(Stored records)
§
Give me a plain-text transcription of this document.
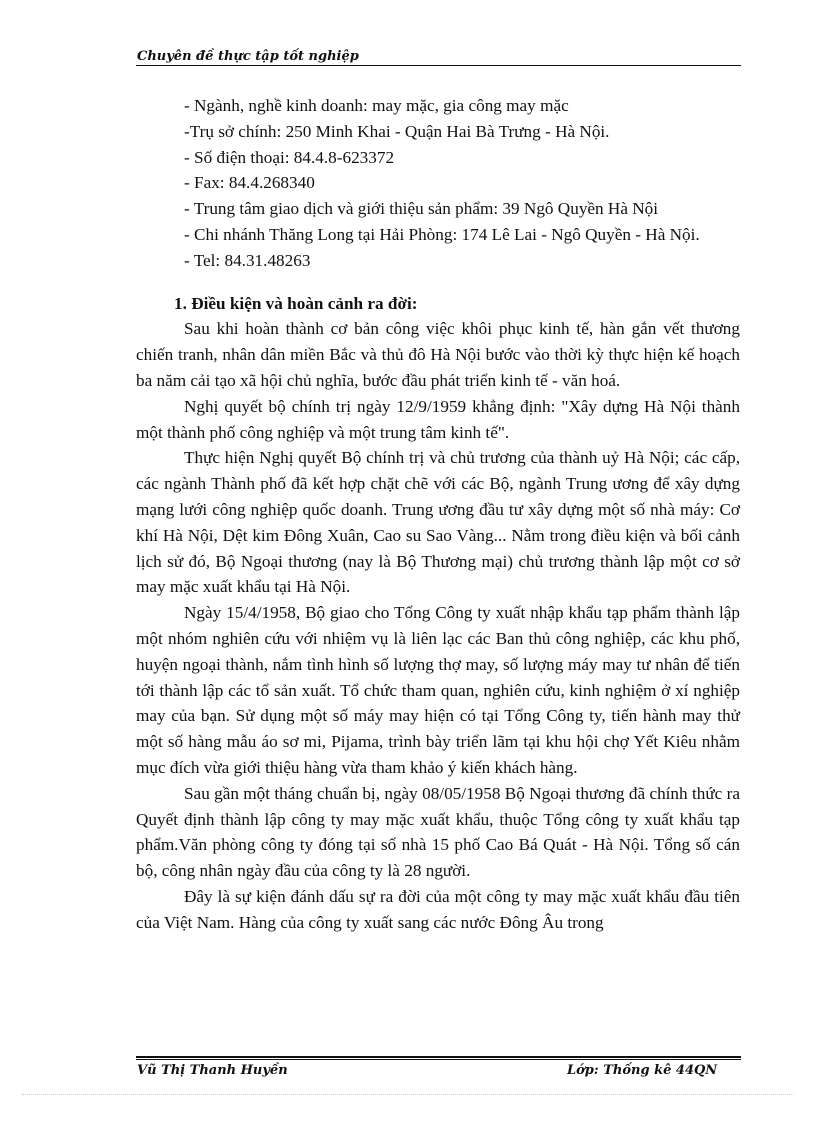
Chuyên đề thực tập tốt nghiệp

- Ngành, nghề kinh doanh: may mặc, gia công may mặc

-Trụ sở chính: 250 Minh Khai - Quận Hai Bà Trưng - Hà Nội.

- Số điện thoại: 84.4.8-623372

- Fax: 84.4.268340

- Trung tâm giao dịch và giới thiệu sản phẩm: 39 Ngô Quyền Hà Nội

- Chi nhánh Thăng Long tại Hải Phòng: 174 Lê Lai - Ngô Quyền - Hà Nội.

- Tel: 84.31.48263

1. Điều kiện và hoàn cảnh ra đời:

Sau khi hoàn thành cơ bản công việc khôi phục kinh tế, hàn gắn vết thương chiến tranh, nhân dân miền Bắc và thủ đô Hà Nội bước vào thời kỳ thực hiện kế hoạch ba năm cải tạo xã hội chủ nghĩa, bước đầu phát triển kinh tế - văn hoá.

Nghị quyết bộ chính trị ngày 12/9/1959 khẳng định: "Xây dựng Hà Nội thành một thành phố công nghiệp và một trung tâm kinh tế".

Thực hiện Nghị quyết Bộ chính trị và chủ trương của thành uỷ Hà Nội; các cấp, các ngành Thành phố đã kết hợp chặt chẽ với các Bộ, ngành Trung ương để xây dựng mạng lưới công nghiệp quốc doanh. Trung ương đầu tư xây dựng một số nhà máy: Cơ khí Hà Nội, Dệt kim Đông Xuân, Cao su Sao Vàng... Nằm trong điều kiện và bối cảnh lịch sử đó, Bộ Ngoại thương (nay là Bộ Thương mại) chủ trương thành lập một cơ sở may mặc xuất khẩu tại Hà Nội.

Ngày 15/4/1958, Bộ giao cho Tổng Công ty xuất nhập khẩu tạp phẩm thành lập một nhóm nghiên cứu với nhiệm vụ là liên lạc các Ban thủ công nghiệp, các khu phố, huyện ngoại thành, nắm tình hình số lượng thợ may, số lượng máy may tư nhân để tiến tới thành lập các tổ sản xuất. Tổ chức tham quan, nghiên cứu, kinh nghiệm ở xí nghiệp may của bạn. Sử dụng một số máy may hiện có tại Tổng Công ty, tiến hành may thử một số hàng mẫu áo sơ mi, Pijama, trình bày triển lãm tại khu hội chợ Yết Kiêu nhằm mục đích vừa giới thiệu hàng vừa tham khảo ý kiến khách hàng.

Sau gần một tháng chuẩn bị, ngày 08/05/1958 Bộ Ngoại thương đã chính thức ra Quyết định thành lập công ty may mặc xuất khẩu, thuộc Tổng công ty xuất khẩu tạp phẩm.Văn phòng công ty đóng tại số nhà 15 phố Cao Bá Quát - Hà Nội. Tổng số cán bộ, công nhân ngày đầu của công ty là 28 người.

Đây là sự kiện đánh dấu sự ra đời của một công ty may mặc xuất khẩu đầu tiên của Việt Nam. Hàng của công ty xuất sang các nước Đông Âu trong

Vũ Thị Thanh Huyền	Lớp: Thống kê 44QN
§
> _BRIEF_:
Identify and copy all lines with the word "định".

> _PROBLEM SOLUTION_:
Nghị quyết bộ chính trị ngày 12/9/1959 khẳng định: "Xây dựng Hà Nội thành một thành phố công nghiệp và một trung tâm kinh tế".
Sau gần một tháng chuẩn bị, ngày 08/05/1958 Bộ Ngoại thương đã chính thức ra Quyết định thành lập công ty may mặc xuất khẩu, thuộc Tổng công ty xuất khẩu tạp phẩm.Văn phòng công ty đóng tại số nhà 15 phố Cao Bá Quát - Hà Nội. Tổng số cán bộ, công nhân ngày đầu của công ty là 28 người.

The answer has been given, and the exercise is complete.